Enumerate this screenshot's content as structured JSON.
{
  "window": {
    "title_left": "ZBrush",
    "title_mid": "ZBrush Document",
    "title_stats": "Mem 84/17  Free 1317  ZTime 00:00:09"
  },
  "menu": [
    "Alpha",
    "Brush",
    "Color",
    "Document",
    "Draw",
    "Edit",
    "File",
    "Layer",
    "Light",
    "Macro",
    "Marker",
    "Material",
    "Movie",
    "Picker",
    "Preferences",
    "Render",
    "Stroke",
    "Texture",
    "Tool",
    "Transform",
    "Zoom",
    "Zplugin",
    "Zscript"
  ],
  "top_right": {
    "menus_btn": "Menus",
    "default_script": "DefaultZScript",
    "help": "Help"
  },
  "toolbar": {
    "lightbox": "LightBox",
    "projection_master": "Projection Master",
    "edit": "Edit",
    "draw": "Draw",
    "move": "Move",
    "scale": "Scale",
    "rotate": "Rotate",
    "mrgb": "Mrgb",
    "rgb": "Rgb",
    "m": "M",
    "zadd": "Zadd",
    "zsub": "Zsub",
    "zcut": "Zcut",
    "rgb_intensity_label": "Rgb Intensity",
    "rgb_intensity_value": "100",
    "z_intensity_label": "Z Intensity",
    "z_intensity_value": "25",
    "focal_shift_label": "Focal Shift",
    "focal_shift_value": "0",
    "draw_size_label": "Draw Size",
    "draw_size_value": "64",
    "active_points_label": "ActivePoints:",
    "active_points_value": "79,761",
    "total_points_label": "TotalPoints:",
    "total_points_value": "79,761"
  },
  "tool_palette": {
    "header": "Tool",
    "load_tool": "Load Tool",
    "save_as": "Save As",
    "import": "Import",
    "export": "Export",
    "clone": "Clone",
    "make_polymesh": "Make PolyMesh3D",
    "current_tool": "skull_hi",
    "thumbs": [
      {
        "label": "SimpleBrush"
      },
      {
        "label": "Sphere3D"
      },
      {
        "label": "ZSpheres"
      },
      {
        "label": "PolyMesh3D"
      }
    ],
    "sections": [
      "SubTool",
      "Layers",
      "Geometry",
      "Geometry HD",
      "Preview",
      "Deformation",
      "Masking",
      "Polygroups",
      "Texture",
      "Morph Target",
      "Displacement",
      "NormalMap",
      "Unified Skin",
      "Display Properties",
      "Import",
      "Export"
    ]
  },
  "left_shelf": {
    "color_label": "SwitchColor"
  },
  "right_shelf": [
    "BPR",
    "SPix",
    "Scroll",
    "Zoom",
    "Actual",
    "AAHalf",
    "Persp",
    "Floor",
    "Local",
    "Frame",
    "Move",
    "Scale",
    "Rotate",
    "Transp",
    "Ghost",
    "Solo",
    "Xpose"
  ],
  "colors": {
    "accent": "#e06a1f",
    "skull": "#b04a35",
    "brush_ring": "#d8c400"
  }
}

==

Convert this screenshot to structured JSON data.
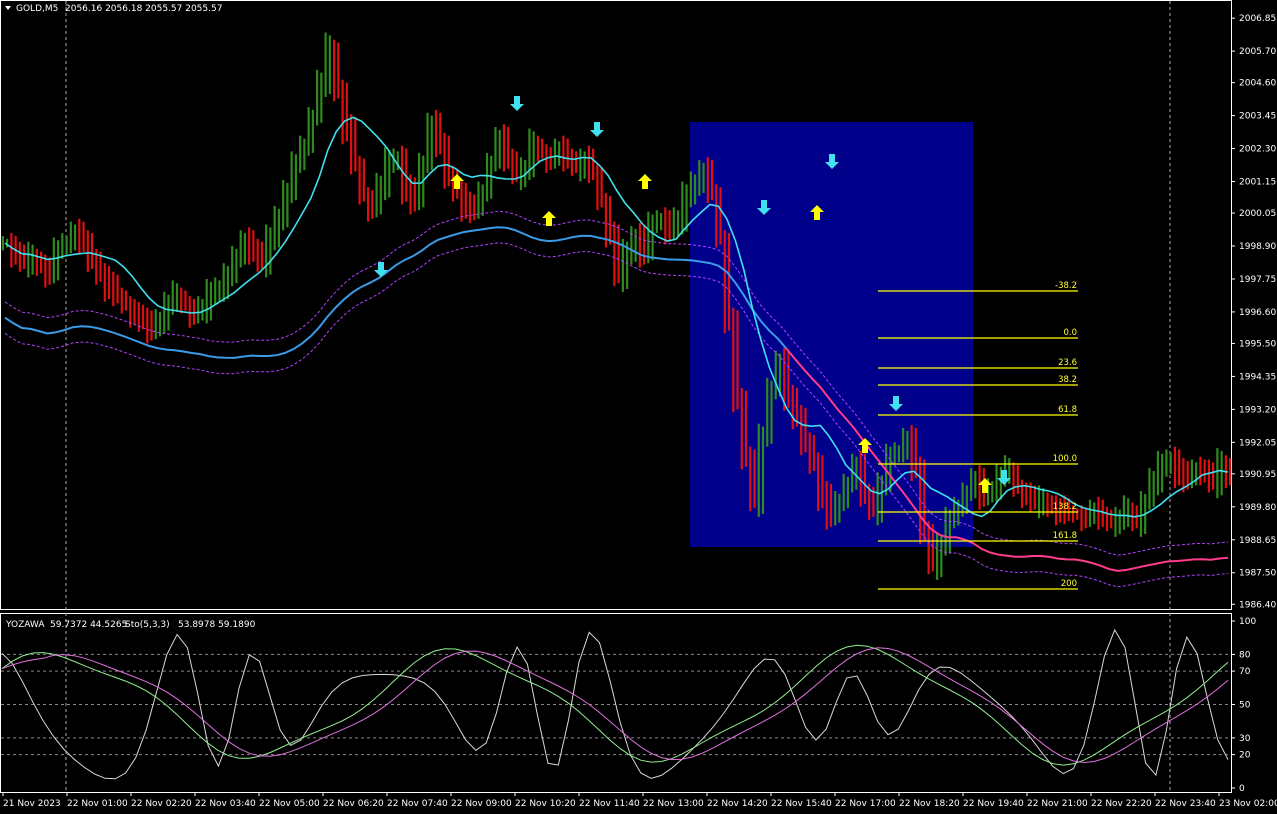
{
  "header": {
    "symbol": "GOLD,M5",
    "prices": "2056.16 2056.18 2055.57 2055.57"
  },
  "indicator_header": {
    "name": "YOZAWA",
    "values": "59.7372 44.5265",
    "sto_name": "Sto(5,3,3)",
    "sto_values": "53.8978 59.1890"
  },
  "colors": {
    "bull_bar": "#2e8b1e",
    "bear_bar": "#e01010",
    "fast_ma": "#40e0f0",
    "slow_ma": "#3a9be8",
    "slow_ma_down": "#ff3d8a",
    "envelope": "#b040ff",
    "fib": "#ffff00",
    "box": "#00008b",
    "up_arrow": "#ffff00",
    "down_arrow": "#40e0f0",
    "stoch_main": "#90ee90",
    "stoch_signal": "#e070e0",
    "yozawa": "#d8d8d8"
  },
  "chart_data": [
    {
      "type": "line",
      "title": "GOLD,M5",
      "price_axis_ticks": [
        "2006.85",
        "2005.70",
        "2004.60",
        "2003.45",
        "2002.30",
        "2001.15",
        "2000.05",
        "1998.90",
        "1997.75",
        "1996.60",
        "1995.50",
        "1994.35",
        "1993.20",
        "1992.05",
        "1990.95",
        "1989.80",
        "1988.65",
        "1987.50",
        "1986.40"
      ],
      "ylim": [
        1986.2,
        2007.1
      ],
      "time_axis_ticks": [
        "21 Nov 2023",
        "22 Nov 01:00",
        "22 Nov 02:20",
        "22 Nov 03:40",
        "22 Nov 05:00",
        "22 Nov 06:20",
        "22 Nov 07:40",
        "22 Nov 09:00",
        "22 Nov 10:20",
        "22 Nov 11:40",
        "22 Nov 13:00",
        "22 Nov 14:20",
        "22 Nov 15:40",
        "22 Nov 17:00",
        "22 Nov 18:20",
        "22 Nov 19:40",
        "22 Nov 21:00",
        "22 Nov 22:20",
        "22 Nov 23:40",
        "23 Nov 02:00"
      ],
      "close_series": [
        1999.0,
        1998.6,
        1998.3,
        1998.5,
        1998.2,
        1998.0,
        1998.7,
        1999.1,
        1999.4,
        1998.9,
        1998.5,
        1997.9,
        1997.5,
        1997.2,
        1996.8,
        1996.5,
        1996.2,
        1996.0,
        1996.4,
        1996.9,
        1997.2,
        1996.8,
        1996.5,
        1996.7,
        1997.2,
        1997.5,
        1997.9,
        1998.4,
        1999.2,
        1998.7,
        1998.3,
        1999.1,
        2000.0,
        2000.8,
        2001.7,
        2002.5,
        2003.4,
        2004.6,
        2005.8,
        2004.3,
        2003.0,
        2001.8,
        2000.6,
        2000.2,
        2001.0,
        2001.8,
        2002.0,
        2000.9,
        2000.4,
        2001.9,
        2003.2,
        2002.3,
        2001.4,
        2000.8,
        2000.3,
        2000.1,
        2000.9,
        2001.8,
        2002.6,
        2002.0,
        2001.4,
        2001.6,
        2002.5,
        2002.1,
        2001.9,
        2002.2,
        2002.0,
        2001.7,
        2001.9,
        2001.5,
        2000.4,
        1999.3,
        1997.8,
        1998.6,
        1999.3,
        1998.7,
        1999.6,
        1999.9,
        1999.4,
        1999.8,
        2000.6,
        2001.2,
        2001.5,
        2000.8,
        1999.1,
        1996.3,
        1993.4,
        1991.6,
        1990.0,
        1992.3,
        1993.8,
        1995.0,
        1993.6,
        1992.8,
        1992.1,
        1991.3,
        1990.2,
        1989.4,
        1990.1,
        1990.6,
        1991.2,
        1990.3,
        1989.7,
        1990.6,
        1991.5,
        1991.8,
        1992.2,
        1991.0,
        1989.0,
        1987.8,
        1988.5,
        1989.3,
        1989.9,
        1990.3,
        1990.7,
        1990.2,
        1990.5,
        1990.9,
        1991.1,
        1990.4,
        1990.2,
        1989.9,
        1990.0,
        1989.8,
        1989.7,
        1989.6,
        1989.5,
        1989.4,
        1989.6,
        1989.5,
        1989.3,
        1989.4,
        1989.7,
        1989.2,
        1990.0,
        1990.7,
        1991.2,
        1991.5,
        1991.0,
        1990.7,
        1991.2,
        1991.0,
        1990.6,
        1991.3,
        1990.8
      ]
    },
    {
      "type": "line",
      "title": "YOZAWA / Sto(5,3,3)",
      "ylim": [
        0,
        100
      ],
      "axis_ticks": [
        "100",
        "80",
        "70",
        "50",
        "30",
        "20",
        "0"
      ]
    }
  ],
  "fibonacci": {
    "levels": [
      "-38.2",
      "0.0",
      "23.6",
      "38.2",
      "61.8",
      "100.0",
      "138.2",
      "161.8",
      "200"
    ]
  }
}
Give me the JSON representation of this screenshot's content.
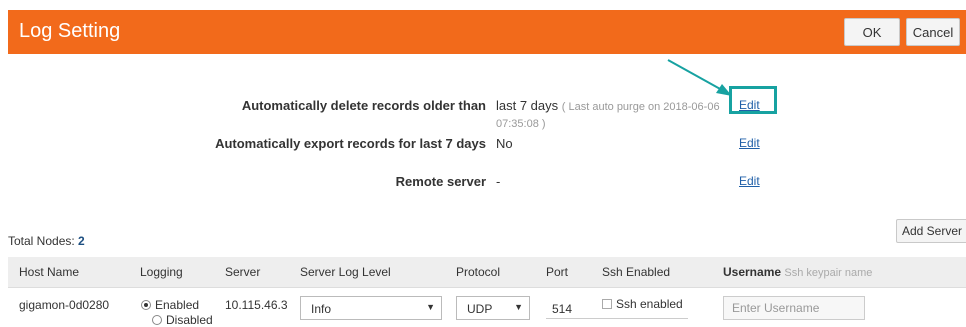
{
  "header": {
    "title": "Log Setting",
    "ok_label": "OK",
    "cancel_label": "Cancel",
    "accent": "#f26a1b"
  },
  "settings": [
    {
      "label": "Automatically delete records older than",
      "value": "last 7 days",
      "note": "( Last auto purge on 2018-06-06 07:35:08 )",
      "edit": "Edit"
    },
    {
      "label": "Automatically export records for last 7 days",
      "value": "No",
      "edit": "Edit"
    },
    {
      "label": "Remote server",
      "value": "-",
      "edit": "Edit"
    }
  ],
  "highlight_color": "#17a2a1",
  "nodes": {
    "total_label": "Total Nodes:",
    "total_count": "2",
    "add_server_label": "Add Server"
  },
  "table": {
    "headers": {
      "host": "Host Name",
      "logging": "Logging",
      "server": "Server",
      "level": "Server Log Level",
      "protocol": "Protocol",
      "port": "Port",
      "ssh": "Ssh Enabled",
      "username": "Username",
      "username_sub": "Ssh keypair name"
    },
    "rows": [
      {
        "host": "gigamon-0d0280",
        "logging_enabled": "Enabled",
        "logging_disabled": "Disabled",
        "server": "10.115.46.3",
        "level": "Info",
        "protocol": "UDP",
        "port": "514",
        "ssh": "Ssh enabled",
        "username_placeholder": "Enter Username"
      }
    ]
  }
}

### Stated exercise
From the data above, pick out each line containing "Document" and copy it.

### Exercise result
    "title_mid": "ZBrush Document",
    "Document",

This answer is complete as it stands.